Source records

____

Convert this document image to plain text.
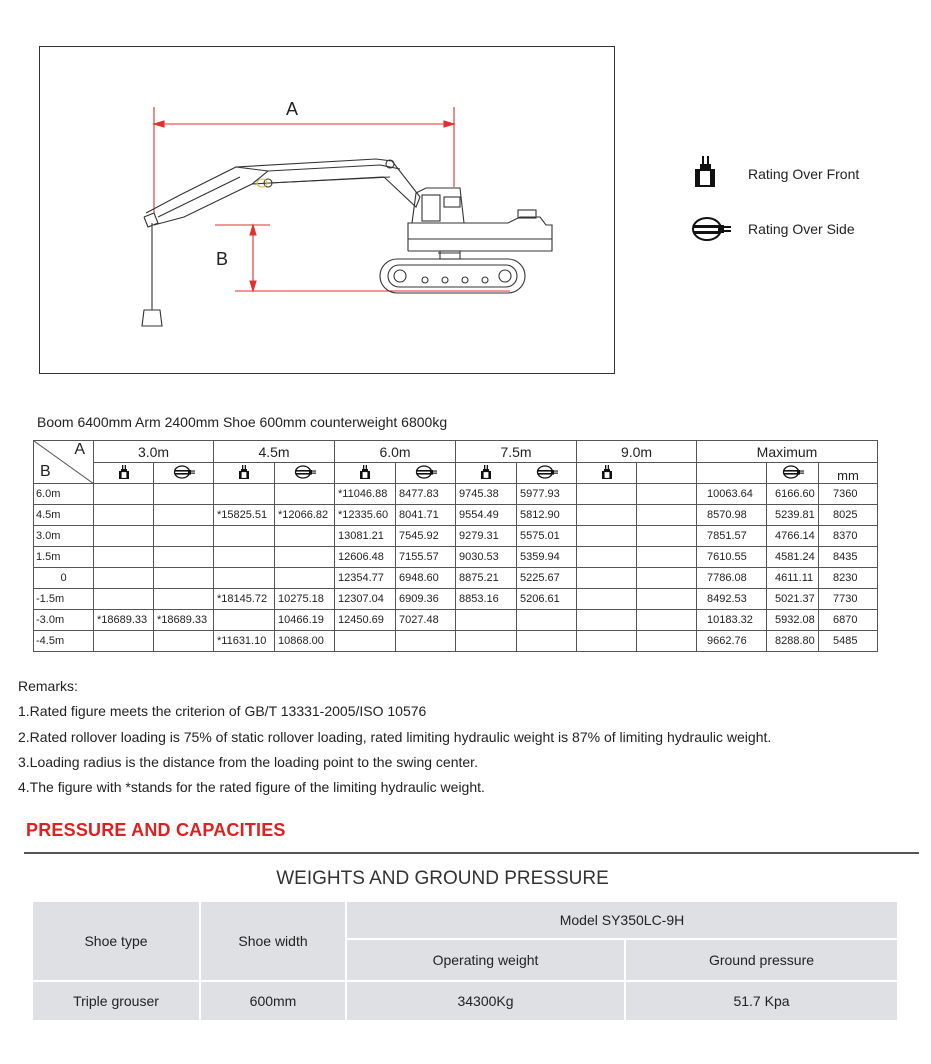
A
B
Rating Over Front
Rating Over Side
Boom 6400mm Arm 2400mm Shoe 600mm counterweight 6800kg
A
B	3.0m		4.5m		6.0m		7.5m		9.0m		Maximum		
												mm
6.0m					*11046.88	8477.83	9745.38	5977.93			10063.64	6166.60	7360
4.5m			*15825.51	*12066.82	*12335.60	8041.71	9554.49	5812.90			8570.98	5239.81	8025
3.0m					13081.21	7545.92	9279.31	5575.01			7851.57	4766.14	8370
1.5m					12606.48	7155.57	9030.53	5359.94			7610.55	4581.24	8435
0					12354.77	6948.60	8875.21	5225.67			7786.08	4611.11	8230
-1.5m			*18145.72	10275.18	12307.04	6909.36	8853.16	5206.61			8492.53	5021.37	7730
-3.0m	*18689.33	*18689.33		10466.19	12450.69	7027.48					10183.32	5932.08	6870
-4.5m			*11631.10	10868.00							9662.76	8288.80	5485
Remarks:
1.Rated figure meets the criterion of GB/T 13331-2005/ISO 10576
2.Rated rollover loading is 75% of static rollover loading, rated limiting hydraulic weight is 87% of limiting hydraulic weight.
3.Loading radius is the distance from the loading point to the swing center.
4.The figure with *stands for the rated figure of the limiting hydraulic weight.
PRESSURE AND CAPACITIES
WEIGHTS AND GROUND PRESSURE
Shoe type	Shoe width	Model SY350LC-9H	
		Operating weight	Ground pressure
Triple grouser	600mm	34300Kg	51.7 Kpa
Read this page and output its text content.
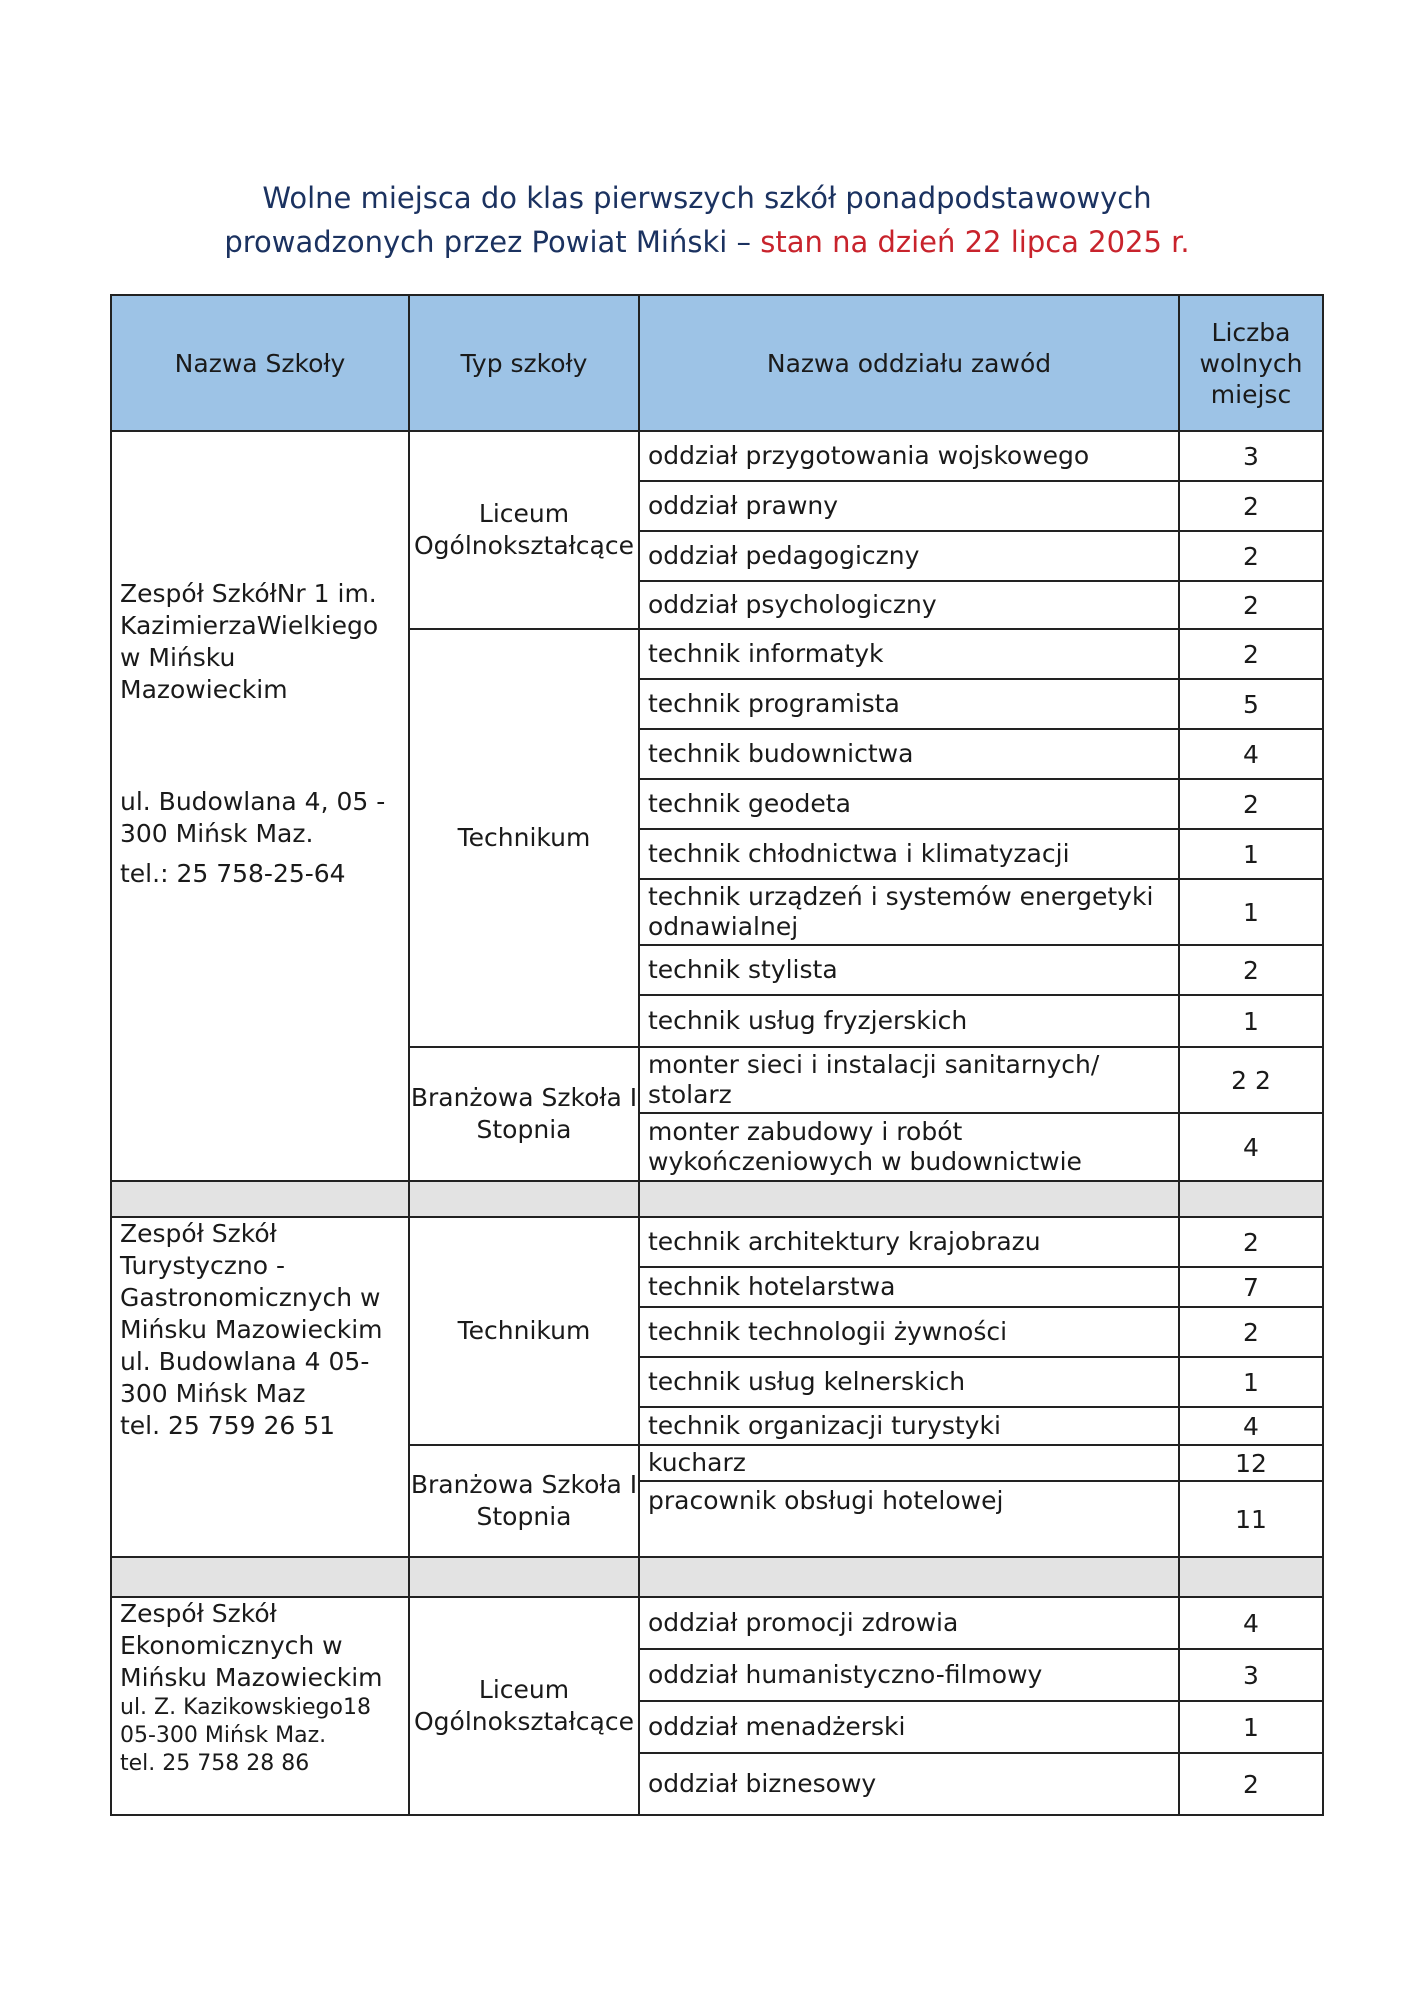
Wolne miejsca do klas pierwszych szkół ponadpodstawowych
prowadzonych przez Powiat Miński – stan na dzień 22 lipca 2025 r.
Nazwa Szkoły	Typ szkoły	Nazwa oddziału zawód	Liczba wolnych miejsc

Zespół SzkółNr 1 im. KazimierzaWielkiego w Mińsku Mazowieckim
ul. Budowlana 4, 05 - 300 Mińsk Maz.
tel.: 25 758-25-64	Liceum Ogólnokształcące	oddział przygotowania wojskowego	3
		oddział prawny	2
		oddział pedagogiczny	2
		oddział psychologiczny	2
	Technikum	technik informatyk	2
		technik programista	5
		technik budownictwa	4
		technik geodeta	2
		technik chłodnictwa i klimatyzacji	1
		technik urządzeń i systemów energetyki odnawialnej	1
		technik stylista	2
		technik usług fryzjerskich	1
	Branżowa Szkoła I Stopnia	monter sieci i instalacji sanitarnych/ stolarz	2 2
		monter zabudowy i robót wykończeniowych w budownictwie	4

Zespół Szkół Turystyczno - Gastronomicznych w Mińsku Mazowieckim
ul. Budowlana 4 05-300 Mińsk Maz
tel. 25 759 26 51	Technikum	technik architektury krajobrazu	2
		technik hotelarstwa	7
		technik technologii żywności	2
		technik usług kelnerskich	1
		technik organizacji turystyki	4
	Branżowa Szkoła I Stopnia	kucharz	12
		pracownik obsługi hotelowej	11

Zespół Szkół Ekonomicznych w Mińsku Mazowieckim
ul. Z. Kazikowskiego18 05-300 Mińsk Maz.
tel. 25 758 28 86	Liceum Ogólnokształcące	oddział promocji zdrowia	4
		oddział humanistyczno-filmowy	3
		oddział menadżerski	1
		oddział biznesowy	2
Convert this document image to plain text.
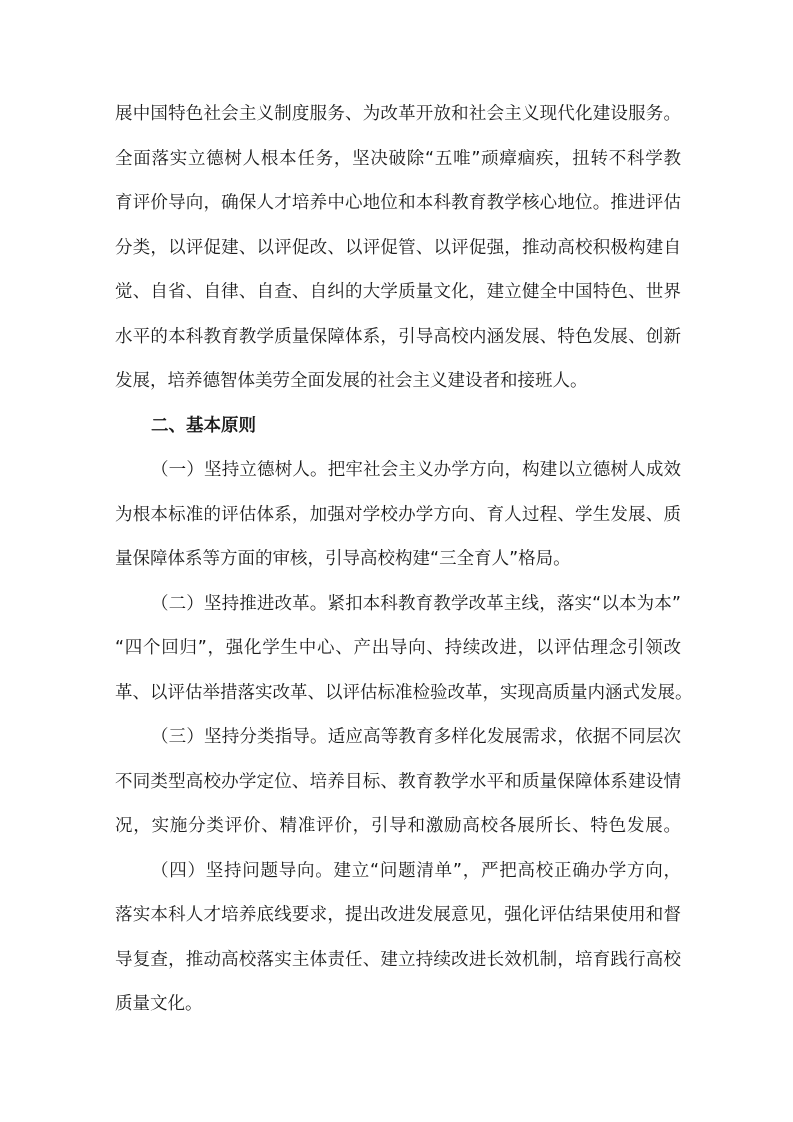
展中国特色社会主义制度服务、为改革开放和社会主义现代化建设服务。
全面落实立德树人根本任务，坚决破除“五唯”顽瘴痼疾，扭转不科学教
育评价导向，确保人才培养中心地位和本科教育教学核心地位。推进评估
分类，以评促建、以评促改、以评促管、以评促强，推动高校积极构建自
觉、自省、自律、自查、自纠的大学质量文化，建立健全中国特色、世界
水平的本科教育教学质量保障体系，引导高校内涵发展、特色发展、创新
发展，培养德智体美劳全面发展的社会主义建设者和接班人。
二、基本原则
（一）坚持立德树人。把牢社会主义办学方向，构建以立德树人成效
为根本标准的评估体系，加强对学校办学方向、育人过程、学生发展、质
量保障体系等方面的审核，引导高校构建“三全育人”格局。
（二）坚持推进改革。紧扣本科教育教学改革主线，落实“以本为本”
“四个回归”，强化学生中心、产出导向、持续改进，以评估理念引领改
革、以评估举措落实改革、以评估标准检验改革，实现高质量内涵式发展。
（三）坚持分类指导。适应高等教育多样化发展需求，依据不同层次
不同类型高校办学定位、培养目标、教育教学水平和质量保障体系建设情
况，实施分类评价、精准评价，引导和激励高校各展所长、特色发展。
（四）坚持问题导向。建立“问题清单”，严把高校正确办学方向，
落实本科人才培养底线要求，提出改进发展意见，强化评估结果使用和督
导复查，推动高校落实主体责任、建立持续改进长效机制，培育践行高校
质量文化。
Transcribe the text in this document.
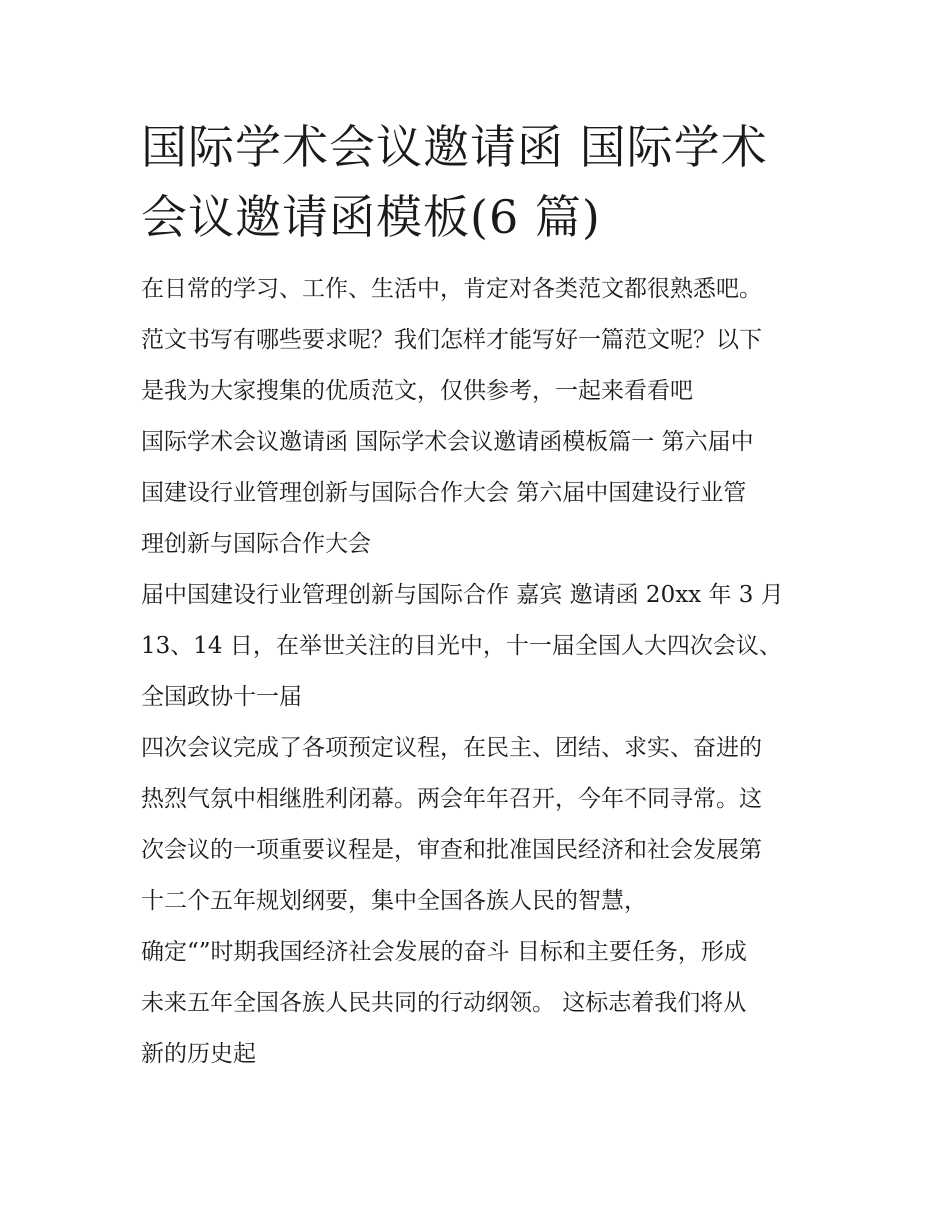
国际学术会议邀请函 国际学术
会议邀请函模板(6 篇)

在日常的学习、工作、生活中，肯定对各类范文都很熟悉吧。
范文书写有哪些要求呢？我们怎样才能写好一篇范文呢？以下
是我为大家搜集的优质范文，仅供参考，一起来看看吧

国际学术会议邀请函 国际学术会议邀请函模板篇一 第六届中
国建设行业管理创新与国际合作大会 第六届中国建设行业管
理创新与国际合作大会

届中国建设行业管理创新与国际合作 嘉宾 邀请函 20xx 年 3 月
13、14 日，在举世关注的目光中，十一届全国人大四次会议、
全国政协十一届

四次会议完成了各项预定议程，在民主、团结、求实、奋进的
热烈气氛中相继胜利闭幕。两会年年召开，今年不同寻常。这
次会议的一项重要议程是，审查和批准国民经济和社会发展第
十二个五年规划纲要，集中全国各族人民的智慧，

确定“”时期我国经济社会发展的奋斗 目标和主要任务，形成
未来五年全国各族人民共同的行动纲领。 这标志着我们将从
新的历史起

____

Write the records out once more, exactly as they appear, with no pictures.

Convert this document image to plain text.
A
B
Rating Over Front
Rating Over Side
Boom 6400mm Arm 2400mm Shoe 600mm counterweight 6800kg
A
B	3.0m		4.5m		6.0m		7.5m		9.0m		Maximum		
												mm
6.0m					*11046.88	8477.83	9745.38	5977.93			10063.64	6166.60	7360
4.5m			*15825.51	*12066.82	*12335.60	8041.71	9554.49	5812.90			8570.98	5239.81	8025
3.0m					13081.21	7545.92	9279.31	5575.01			7851.57	4766.14	8370
1.5m					12606.48	7155.57	9030.53	5359.94			7610.55	4581.24	8435
0					12354.77	6948.60	8875.21	5225.67			7786.08	4611.11	8230
-1.5m			*18145.72	10275.18	12307.04	6909.36	8853.16	5206.61			8492.53	5021.37	7730
-3.0m	*18689.33	*18689.33		10466.19	12450.69	7027.48					10183.32	5932.08	6870
-4.5m			*11631.10	10868.00							9662.76	8288.80	5485
Remarks:
1.Rated figure meets the criterion of GB/T 13331-2005/ISO 10576
2.Rated rollover loading is 75% of static rollover loading, rated limiting hydraulic weight is 87% of limiting hydraulic weight.
3.Loading radius is the distance from the loading point to the swing center.
4.The figure with *stands for the rated figure of the limiting hydraulic weight.
PRESSURE AND CAPACITIES
WEIGHTS AND GROUND PRESSURE
Shoe type	Shoe width	Model SY350LC-9H	
		Operating weight	Ground pressure
Triple grouser	600mm	34300Kg	51.7 Kpa
Read this page and output its text content.
Wolne miejsca do klas pierwszych szkół ponadpodstawowych
prowadzonych przez Powiat Miński – stan na dzień 22 lipca 2025 r.
Nazwa Szkoły	Typ szkoły	Nazwa oddziału zawód	Liczba wolnych miejsc

Zespół SzkółNr 1 im. KazimierzaWielkiego w Mińsku Mazowieckim
ul. Budowlana 4, 05 - 300 Mińsk Maz.
tel.: 25 758-25-64	Liceum Ogólnokształcące	oddział przygotowania wojskowego	3
		oddział prawny	2
		oddział pedagogiczny	2
		oddział psychologiczny	2
	Technikum	technik informatyk	2
		technik programista	5
		technik budownictwa	4
		technik geodeta	2
		technik chłodnictwa i klimatyzacji	1
		technik urządzeń i systemów energetyki odnawialnej	1
		technik stylista	2
		technik usług fryzjerskich	1
	Branżowa Szkoła I Stopnia	monter sieci i instalacji sanitarnych/ stolarz	2 2
		monter zabudowy i robót wykończeniowych w budownictwie	4

Zespół Szkół Turystyczno - Gastronomicznych w Mińsku Mazowieckim
ul. Budowlana 4 05-300 Mińsk Maz
tel. 25 759 26 51	Technikum	technik architektury krajobrazu	2
		technik hotelarstwa	7
		technik technologii żywności	2
		technik usług kelnerskich	1
		technik organizacji turystyki	4
	Branżowa Szkoła I Stopnia	kucharz	12
		pracownik obsługi hotelowej	11

Zespół Szkół Ekonomicznych w Mińsku Mazowieckim
ul. Z. Kazikowskiego18 05-300 Mińsk Maz.
tel. 25 758 28 86	Liceum Ogólnokształcące	oddział promocji zdrowia	4
		oddział humanistyczno-filmowy	3
		oddział menadżerski	1
		oddział biznesowy	2
Convert this document image to plain text.
展中国特色社会主义制度服务、为改革开放和社会主义现代化建设服务。
全面落实立德树人根本任务，坚决破除“五唯”顽瘴痼疾，扭转不科学教
育评价导向，确保人才培养中心地位和本科教育教学核心地位。推进评估
分类，以评促建、以评促改、以评促管、以评促强，推动高校积极构建自
觉、自省、自律、自查、自纠的大学质量文化，建立健全中国特色、世界
水平的本科教育教学质量保障体系，引导高校内涵发展、特色发展、创新
发展，培养德智体美劳全面发展的社会主义建设者和接班人。
二、基本原则
（一）坚持立德树人。把牢社会主义办学方向，构建以立德树人成效
为根本标准的评估体系，加强对学校办学方向、育人过程、学生发展、质
量保障体系等方面的审核，引导高校构建“三全育人”格局。
（二）坚持推进改革。紧扣本科教育教学改革主线，落实“以本为本”
“四个回归”，强化学生中心、产出导向、持续改进，以评估理念引领改
革、以评估举措落实改革、以评估标准检验改革，实现高质量内涵式发展。
（三）坚持分类指导。适应高等教育多样化发展需求，依据不同层次
不同类型高校办学定位、培养目标、教育教学水平和质量保障体系建设情
况，实施分类评价、精准评价，引导和激励高校各展所长、特色发展。
（四）坚持问题导向。建立“问题清单”，严把高校正确办学方向，
落实本科人才培养底线要求，提出改进发展意见，强化评估结果使用和督
导复查，推动高校落实主体责任、建立持续改进长效机制，培育践行高校
质量文化。
Transcribe the text in this document.
国际学术会议邀请函 国际学术
会议邀请函模板(6 篇)

在日常的学习、工作、生活中，肯定对各类范文都很熟悉吧。
范文书写有哪些要求呢？我们怎样才能写好一篇范文呢？以下
是我为大家搜集的优质范文，仅供参考，一起来看看吧

国际学术会议邀请函 国际学术会议邀请函模板篇一 第六届中
国建设行业管理创新与国际合作大会 第六届中国建设行业管
理创新与国际合作大会

届中国建设行业管理创新与国际合作 嘉宾 邀请函 20xx 年 3 月
13、14 日，在举世关注的目光中，十一届全国人大四次会议、
全国政协十一届

四次会议完成了各项预定议程，在民主、团结、求实、奋进的
热烈气氛中相继胜利闭幕。两会年年召开，今年不同寻常。这
次会议的一项重要议程是，审查和批准国民经济和社会发展第
十二个五年规划纲要，集中全国各族人民的智慧，

确定“”时期我国经济社会发展的奋斗 目标和主要任务，形成
未来五年全国各族人民共同的行动纲领。 这标志着我们将从
新的历史起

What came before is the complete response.